Stored dataset items:

======

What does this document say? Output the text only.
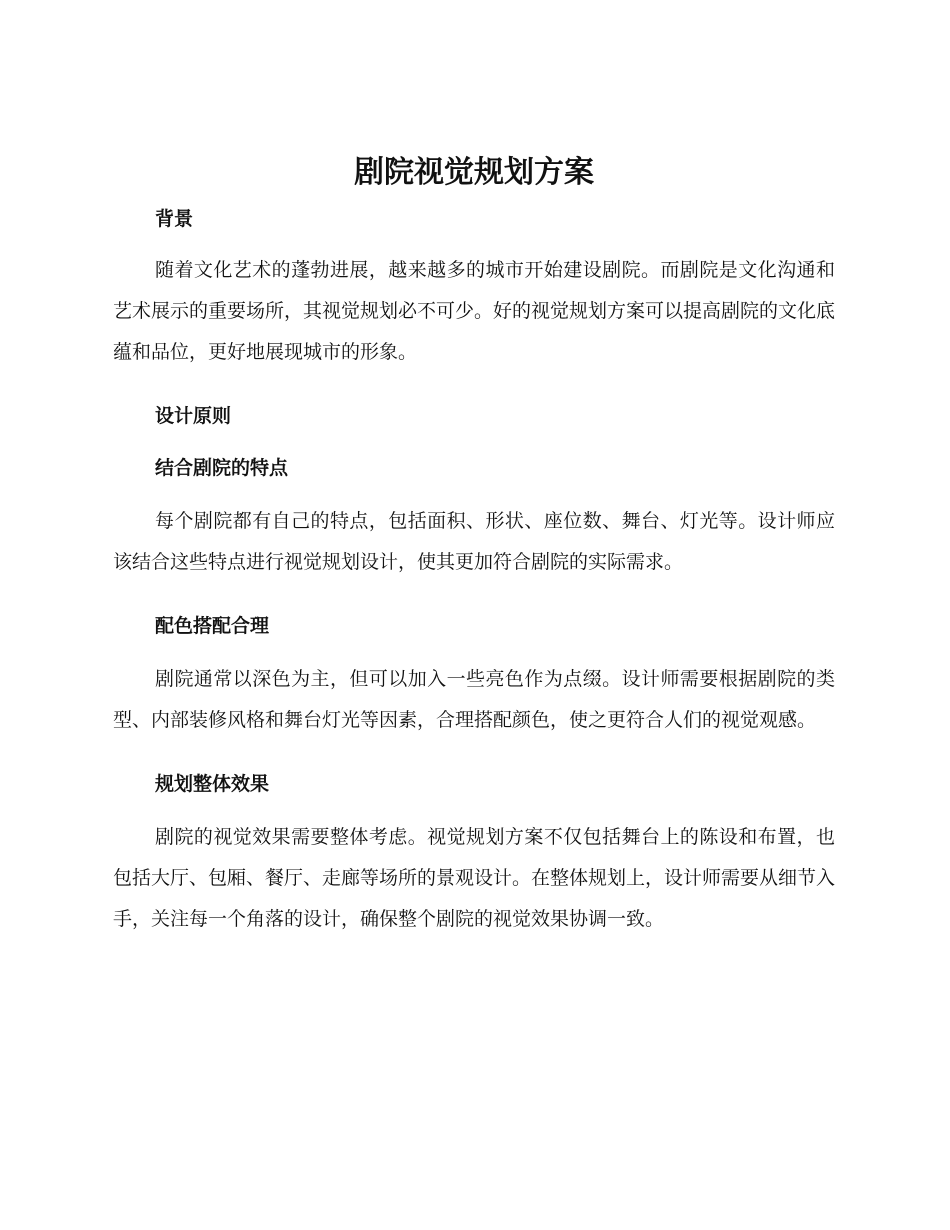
剧院视觉规划方案
背景

随着文化艺术的蓬勃进展，越来越多的城市开始建设剧院。而剧院是文化沟通和艺术展示的重要场所，其视觉规划必不可少。好的视觉规划方案可以提高剧院的文化底蕴和品位，更好地展现城市的形象。

设计原则
结合剧院的特点

每个剧院都有自己的特点，包括面积、形状、座位数、舞台、灯光等。设计师应该结合这些特点进行视觉规划设计，使其更加符合剧院的实际需求。

配色搭配合理

剧院通常以深色为主，但可以加入一些亮色作为点缀。设计师需要根据剧院的类型、内部装修风格和舞台灯光等因素，合理搭配颜色，使之更符合人们的视觉观感。

规划整体效果

剧院的视觉效果需要整体考虑。视觉规划方案不仅包括舞台上的陈设和布置，也包括大厅、包厢、餐厅、走廊等场所的景观设计。在整体规划上，设计师需要从细节入手，关注每一个角落的设计，确保整个剧院的视觉效果协调一致。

======

Problem description: Repeat the records above exactly, omitting every picture.

Complete answer:
What does this document say? Output the text only.
剧院视觉规划方案
背景

随着文化艺术的蓬勃进展，越来越多的城市开始建设剧院。而剧院是文化沟通和艺术展示的重要场所，其视觉规划必不可少。好的视觉规划方案可以提高剧院的文化底蕴和品位，更好地展现城市的形象。

设计原则
结合剧院的特点

每个剧院都有自己的特点，包括面积、形状、座位数、舞台、灯光等。设计师应该结合这些特点进行视觉规划设计，使其更加符合剧院的实际需求。

配色搭配合理

剧院通常以深色为主，但可以加入一些亮色作为点缀。设计师需要根据剧院的类型、内部装修风格和舞台灯光等因素，合理搭配颜色，使之更符合人们的视觉观感。

规划整体效果

剧院的视觉效果需要整体考虑。视觉规划方案不仅包括舞台上的陈设和布置，也包括大厅、包厢、餐厅、走廊等场所的景观设计。在整体规划上，设计师需要从细节入手，关注每一个角落的设计，确保整个剧院的视觉效果协调一致。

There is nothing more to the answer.